§ Record list
>>>>>
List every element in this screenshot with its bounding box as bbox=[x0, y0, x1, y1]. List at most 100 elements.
<<<<<
>>>>>
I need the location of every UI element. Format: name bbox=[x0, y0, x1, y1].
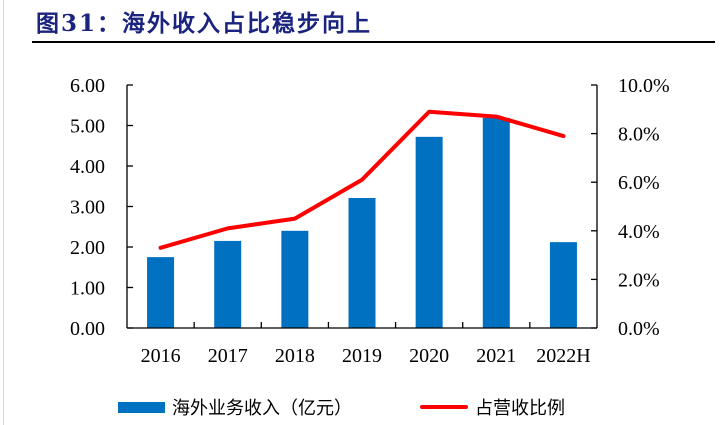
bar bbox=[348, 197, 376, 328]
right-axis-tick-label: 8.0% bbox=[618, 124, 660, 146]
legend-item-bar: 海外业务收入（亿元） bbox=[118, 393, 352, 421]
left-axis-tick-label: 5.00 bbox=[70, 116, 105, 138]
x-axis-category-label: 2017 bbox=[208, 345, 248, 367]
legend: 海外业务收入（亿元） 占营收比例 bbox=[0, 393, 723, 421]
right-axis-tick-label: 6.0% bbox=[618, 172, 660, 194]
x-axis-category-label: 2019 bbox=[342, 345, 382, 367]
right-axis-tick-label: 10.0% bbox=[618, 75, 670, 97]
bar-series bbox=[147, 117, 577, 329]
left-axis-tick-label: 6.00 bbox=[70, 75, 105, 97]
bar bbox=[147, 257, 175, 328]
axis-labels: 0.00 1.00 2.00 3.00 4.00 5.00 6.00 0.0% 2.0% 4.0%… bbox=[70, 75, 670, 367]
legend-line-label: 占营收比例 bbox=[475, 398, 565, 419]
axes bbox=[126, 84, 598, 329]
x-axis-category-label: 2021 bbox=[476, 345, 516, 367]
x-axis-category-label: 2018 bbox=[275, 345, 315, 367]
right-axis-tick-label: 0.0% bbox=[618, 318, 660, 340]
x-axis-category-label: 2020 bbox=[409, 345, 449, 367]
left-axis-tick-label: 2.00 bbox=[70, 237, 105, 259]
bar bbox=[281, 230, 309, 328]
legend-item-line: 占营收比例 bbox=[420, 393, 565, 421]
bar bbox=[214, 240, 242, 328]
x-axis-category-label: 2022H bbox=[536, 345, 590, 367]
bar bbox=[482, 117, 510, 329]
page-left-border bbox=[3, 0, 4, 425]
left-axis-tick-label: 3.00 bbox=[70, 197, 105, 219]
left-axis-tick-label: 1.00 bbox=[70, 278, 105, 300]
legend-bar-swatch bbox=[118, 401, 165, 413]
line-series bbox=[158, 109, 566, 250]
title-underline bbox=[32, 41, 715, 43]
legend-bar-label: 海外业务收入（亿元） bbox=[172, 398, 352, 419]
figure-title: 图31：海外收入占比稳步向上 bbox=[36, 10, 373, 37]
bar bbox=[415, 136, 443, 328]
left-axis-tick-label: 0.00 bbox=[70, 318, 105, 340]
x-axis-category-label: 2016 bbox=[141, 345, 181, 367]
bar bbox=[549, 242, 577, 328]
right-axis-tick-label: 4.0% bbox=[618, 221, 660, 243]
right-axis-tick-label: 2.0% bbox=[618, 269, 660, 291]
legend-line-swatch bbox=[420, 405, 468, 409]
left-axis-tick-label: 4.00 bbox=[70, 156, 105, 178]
<<<<<
§ Set problem
Copy out everything from the line containing "I need the location" down to the line containing "axis-labels: 0.00 1.00", both of those lines included. Don't include the pictures.

§ Task answer
I need the location of every UI element. Format: name bbox=[x0, y0, x1, y1].
bar bbox=[348, 197, 376, 328]
right-axis-tick-label: 8.0% bbox=[618, 124, 660, 146]
legend-item-bar: 海外业务收入（亿元） bbox=[118, 393, 352, 421]
left-axis-tick-label: 5.00 bbox=[70, 116, 105, 138]
x-axis-category-label: 2017 bbox=[208, 345, 248, 367]
legend: 海外业务收入（亿元） 占营收比例 bbox=[0, 393, 723, 421]
right-axis-tick-label: 6.0% bbox=[618, 172, 660, 194]
x-axis-category-label: 2019 bbox=[342, 345, 382, 367]
right-axis-tick-label: 10.0% bbox=[618, 75, 670, 97]
bar-series bbox=[147, 117, 577, 329]
left-axis-tick-label: 6.00 bbox=[70, 75, 105, 97]
bar bbox=[147, 257, 175, 328]
axis-labels: 0.00 1.00 2.00 3.00 4.00 5.00 6.00 0.0% 2.0% 4.0%… bbox=[70, 75, 670, 367]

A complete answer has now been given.